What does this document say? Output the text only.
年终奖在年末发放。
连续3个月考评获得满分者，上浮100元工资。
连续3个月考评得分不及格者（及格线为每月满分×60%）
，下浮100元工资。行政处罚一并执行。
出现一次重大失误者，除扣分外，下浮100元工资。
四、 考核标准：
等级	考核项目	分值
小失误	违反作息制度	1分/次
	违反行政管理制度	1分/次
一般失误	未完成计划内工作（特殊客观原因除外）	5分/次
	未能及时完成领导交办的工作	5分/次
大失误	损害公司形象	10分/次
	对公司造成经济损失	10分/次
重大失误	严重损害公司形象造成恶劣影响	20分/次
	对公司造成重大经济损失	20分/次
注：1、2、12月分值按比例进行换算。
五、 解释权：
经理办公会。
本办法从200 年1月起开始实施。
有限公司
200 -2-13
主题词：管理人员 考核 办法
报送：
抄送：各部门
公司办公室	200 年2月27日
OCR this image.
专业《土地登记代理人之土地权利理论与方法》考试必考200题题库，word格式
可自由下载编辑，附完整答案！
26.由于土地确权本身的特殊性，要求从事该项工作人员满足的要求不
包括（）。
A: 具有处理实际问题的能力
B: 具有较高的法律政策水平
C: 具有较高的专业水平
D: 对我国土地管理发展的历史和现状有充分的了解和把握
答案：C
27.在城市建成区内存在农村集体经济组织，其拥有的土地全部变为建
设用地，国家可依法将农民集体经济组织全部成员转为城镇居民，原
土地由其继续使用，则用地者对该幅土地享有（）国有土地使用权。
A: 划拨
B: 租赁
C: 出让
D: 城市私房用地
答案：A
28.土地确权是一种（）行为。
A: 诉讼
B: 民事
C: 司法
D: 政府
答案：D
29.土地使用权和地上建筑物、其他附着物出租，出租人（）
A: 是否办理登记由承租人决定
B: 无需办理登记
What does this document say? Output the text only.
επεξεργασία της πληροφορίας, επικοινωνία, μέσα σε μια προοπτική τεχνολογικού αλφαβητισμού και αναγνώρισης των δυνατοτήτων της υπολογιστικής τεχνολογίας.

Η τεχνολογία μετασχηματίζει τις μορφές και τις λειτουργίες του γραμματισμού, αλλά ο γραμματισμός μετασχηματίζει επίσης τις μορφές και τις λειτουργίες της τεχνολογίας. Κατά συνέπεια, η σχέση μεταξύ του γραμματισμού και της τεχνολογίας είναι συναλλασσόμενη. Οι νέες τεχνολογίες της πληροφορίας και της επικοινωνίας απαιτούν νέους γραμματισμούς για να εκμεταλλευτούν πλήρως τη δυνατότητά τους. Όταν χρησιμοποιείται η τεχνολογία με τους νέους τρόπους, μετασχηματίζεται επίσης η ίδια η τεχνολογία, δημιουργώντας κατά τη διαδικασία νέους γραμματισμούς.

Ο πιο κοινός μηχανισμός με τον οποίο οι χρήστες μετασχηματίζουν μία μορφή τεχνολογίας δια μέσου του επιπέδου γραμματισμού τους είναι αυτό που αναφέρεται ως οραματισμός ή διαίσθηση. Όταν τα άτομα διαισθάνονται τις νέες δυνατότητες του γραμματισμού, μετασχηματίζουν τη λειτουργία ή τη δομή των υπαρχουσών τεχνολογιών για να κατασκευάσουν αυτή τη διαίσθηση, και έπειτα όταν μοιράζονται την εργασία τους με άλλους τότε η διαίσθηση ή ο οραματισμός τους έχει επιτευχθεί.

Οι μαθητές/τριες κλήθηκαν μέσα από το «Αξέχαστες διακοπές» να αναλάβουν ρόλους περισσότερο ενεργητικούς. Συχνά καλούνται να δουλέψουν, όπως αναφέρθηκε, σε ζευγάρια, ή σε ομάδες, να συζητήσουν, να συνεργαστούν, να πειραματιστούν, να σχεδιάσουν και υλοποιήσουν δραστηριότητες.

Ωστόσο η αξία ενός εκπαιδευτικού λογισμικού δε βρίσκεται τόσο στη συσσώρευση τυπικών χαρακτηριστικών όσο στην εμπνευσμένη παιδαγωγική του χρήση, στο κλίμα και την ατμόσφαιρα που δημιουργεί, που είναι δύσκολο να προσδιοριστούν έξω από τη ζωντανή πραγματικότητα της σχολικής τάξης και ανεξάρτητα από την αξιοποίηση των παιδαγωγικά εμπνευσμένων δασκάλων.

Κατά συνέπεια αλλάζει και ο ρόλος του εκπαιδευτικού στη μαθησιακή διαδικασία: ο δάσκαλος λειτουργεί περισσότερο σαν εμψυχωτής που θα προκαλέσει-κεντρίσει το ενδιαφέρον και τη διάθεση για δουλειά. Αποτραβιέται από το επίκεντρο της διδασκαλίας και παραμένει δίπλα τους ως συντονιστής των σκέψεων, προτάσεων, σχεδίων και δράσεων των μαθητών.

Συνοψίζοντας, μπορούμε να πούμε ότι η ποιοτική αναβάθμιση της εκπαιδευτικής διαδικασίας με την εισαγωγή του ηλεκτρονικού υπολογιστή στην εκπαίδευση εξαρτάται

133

====

Exercise brief
Retype all of the data shown above, word for word.

Exercise solution
What does this document say? Output the text only.
年终奖在年末发放。
连续3个月考评获得满分者，上浮100元工资。
连续3个月考评得分不及格者（及格线为每月满分×60%）
，下浮100元工资。行政处罚一并执行。
出现一次重大失误者，除扣分外，下浮100元工资。
四、 考核标准：
等级	考核项目	分值
小失误	违反作息制度	1分/次
	违反行政管理制度	1分/次
一般失误	未完成计划内工作（特殊客观原因除外）	5分/次
	未能及时完成领导交办的工作	5分/次
大失误	损害公司形象	10分/次
	对公司造成经济损失	10分/次
重大失误	严重损害公司形象造成恶劣影响	20分/次
	对公司造成重大经济损失	20分/次
注：1、2、12月分值按比例进行换算。
五、 解释权：
经理办公会。
本办法从200 年1月起开始实施。
有限公司
200 -2-13
主题词：管理人员 考核 办法
报送：
抄送：各部门
公司办公室	200 年2月27日
OCR this image.
专业《土地登记代理人之土地权利理论与方法》考试必考200题题库，word格式
可自由下载编辑，附完整答案！
26.由于土地确权本身的特殊性，要求从事该项工作人员满足的要求不
包括（）。
A: 具有处理实际问题的能力
B: 具有较高的法律政策水平
C: 具有较高的专业水平
D: 对我国土地管理发展的历史和现状有充分的了解和把握
答案：C
27.在城市建成区内存在农村集体经济组织，其拥有的土地全部变为建
设用地，国家可依法将农民集体经济组织全部成员转为城镇居民，原
土地由其继续使用，则用地者对该幅土地享有（）国有土地使用权。
A: 划拨
B: 租赁
C: 出让
D: 城市私房用地
答案：A
28.土地确权是一种（）行为。
A: 诉讼
B: 民事
C: 司法
D: 政府
答案：D
29.土地使用权和地上建筑物、其他附着物出租，出租人（）
A: 是否办理登记由承租人决定
B: 无需办理登记
What does this document say? Output the text only.
επεξεργασία της πληροφορίας, επικοινωνία, μέσα σε μια προοπτική τεχνολογικού αλφαβητισμού και αναγνώρισης των δυνατοτήτων της υπολογιστικής τεχνολογίας.

Η τεχνολογία μετασχηματίζει τις μορφές και τις λειτουργίες του γραμματισμού, αλλά ο γραμματισμός μετασχηματίζει επίσης τις μορφές και τις λειτουργίες της τεχνολογίας. Κατά συνέπεια, η σχέση μεταξύ του γραμματισμού και της τεχνολογίας είναι συναλλασσόμενη. Οι νέες τεχνολογίες της πληροφορίας και της επικοινωνίας απαιτούν νέους γραμματισμούς για να εκμεταλλευτούν πλήρως τη δυνατότητά τους. Όταν χρησιμοποιείται η τεχνολογία με τους νέους τρόπους, μετασχηματίζεται επίσης η ίδια η τεχνολογία, δημιουργώντας κατά τη διαδικασία νέους γραμματισμούς.

Ο πιο κοινός μηχανισμός με τον οποίο οι χρήστες μετασχηματίζουν μία μορφή τεχνολογίας δια μέσου του επιπέδου γραμματισμού τους είναι αυτό που αναφέρεται ως οραματισμός ή διαίσθηση. Όταν τα άτομα διαισθάνονται τις νέες δυνατότητες του γραμματισμού, μετασχηματίζουν τη λειτουργία ή τη δομή των υπαρχουσών τεχνολογιών για να κατασκευάσουν αυτή τη διαίσθηση, και έπειτα όταν μοιράζονται την εργασία τους με άλλους τότε η διαίσθηση ή ο οραματισμός τους έχει επιτευχθεί.

Οι μαθητές/τριες κλήθηκαν μέσα από το «Αξέχαστες διακοπές» να αναλάβουν ρόλους περισσότερο ενεργητικούς. Συχνά καλούνται να δουλέψουν, όπως αναφέρθηκε, σε ζευγάρια, ή σε ομάδες, να συζητήσουν, να συνεργαστούν, να πειραματιστούν, να σχεδιάσουν και υλοποιήσουν δραστηριότητες.

Ωστόσο η αξία ενός εκπαιδευτικού λογισμικού δε βρίσκεται τόσο στη συσσώρευση τυπικών χαρακτηριστικών όσο στην εμπνευσμένη παιδαγωγική του χρήση, στο κλίμα και την ατμόσφαιρα που δημιουργεί, που είναι δύσκολο να προσδιοριστούν έξω από τη ζωντανή πραγματικότητα της σχολικής τάξης και ανεξάρτητα από την αξιοποίηση των παιδαγωγικά εμπνευσμένων δασκάλων.

Κατά συνέπεια αλλάζει και ο ρόλος του εκπαιδευτικού στη μαθησιακή διαδικασία: ο δάσκαλος λειτουργεί περισσότερο σαν εμψυχωτής που θα προκαλέσει-κεντρίσει το ενδιαφέρον και τη διάθεση για δουλειά. Αποτραβιέται από το επίκεντρο της διδασκαλίας και παραμένει δίπλα τους ως συντονιστής των σκέψεων, προτάσεων, σχεδίων και δράσεων των μαθητών.

Συνοψίζοντας, μπορούμε να πούμε ότι η ποιοτική αναβάθμιση της εκπαιδευτικής διαδικασίας με την εισαγωγή του ηλεκτρονικού υπολογιστή στην εκπαίδευση εξαρτάται

133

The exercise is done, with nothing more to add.